WHAT TO PRODUCE: Pull out from the material below all lines with "浜田和幸の世界最新トレンドとビジネスチャンス".
····················
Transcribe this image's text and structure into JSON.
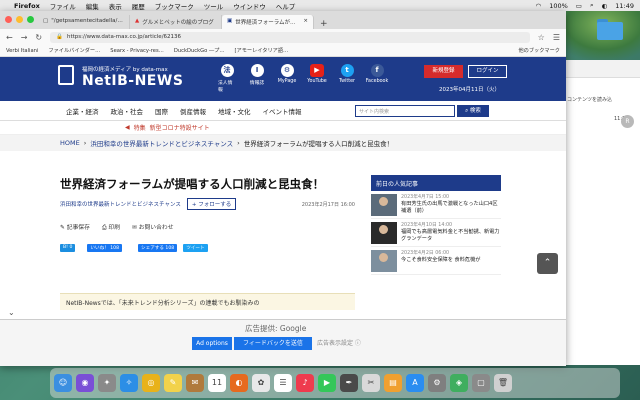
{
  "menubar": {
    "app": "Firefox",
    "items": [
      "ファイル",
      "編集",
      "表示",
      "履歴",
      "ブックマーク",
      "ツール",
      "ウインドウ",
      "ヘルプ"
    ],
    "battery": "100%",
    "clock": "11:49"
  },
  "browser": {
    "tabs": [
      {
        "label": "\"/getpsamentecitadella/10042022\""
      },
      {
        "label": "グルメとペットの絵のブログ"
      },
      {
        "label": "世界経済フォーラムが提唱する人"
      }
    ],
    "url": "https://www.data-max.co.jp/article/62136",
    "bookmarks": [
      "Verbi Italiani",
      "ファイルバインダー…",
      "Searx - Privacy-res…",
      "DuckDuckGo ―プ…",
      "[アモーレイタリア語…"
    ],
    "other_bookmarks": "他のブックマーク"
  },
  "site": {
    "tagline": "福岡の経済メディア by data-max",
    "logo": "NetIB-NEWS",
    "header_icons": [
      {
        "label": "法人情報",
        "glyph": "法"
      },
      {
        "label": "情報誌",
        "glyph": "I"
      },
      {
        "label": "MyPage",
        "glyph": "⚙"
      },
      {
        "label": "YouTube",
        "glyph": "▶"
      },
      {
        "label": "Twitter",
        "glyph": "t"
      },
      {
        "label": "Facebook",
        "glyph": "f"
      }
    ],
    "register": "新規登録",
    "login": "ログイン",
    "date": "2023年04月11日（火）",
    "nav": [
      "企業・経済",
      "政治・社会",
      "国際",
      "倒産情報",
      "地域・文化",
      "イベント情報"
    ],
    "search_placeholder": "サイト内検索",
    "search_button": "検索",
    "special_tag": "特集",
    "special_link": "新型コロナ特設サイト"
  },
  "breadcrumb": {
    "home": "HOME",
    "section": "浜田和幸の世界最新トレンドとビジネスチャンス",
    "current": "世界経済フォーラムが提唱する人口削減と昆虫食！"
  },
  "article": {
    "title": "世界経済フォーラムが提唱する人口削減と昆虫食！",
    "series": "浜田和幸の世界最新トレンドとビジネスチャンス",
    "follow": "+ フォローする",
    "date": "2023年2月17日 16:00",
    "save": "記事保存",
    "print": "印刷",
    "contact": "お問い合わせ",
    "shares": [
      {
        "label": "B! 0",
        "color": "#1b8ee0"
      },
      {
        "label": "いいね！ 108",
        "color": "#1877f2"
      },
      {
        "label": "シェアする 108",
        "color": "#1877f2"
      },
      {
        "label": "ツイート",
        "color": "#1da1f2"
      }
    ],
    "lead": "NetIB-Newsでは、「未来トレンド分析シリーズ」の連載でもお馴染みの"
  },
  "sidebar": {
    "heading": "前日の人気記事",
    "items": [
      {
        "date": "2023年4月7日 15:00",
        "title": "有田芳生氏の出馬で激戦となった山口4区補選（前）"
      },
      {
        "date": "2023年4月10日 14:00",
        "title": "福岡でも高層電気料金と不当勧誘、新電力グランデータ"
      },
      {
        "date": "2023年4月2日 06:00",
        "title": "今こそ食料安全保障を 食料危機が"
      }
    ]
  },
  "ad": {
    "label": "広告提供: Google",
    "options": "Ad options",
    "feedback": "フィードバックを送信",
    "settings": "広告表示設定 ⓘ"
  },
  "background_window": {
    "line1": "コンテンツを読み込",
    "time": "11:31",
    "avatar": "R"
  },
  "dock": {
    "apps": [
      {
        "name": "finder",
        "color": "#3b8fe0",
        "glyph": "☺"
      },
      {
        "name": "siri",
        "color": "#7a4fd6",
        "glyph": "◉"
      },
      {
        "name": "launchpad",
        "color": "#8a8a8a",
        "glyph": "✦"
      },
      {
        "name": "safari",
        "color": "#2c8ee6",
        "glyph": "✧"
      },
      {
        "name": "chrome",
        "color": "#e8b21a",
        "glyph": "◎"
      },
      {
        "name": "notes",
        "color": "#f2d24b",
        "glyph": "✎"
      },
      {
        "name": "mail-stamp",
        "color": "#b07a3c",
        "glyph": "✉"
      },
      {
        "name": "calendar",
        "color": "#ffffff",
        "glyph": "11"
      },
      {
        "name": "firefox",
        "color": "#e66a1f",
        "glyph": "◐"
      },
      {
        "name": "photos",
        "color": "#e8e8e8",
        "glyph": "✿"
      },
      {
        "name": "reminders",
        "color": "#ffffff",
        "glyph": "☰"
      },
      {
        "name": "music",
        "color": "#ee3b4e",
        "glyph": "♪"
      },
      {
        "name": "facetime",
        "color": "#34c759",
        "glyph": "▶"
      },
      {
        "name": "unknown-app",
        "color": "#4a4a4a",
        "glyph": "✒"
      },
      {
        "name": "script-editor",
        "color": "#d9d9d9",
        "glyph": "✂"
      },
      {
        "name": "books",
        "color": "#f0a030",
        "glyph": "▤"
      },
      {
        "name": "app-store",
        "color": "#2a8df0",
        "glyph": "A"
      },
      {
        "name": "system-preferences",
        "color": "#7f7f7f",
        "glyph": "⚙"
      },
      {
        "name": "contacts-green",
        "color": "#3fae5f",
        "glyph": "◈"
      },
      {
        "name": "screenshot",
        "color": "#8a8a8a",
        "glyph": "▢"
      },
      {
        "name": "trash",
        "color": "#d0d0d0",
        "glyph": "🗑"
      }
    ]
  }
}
····················
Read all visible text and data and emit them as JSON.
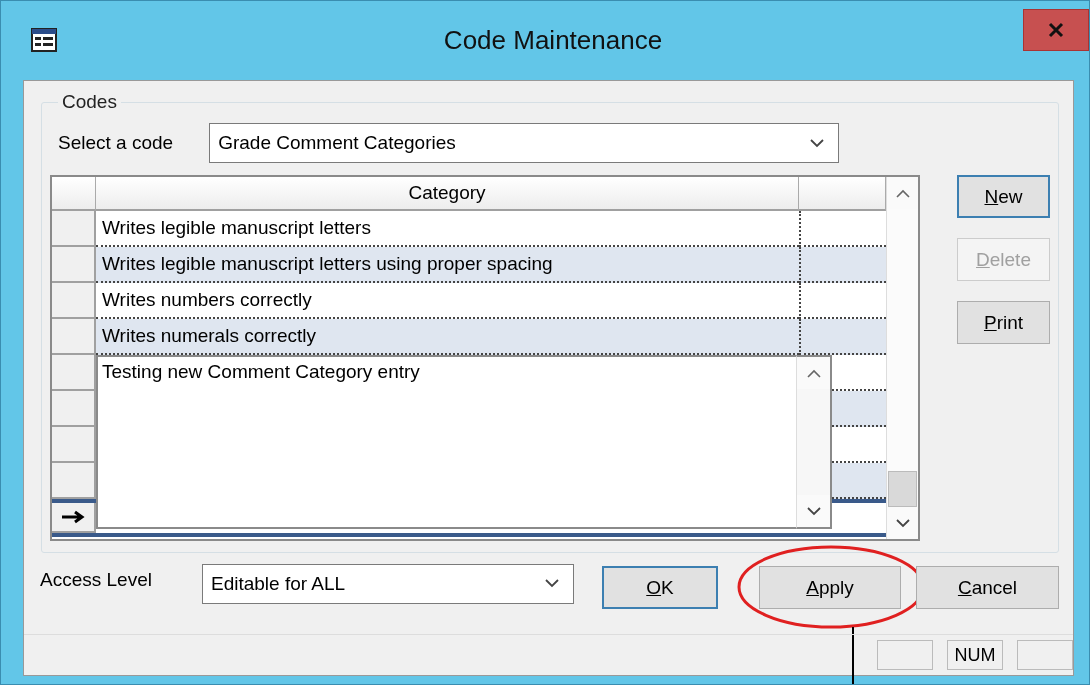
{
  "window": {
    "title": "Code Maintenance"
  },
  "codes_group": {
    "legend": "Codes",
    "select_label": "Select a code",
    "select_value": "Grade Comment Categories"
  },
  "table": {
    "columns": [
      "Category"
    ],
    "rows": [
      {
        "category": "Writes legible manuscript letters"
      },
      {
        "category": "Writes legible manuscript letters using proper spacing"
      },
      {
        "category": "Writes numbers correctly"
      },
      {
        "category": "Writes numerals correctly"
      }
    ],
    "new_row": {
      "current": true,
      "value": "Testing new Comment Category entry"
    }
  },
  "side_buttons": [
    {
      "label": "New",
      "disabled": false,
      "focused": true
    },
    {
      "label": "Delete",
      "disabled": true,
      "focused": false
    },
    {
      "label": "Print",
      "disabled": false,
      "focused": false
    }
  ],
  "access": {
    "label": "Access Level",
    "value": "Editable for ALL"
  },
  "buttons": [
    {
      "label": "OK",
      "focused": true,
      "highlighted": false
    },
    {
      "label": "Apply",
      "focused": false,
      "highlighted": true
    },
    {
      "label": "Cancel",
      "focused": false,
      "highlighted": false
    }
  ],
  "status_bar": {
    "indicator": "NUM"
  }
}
····················
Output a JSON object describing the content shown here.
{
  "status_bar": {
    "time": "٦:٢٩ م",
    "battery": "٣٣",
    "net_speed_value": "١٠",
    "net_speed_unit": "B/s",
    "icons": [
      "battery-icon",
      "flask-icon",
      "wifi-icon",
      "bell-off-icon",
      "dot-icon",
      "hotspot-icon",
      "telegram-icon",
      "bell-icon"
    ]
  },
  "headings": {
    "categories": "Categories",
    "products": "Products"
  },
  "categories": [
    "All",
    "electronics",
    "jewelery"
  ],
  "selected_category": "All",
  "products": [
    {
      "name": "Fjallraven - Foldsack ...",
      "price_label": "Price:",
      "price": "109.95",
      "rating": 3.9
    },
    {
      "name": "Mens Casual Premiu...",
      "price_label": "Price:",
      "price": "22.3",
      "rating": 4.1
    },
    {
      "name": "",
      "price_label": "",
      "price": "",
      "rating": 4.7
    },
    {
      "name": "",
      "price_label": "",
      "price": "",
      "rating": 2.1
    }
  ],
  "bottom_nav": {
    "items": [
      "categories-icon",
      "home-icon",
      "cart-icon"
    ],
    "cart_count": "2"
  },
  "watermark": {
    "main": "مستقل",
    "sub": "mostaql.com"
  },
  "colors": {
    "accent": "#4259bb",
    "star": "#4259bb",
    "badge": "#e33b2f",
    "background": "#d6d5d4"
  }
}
····················
WRITTEN SOLUTION:
    "section": "浜田和幸の世界最新トレンドとビジネスチャンス",
    "series": "浜田和幸の世界最新トレンドとビジネスチャンス",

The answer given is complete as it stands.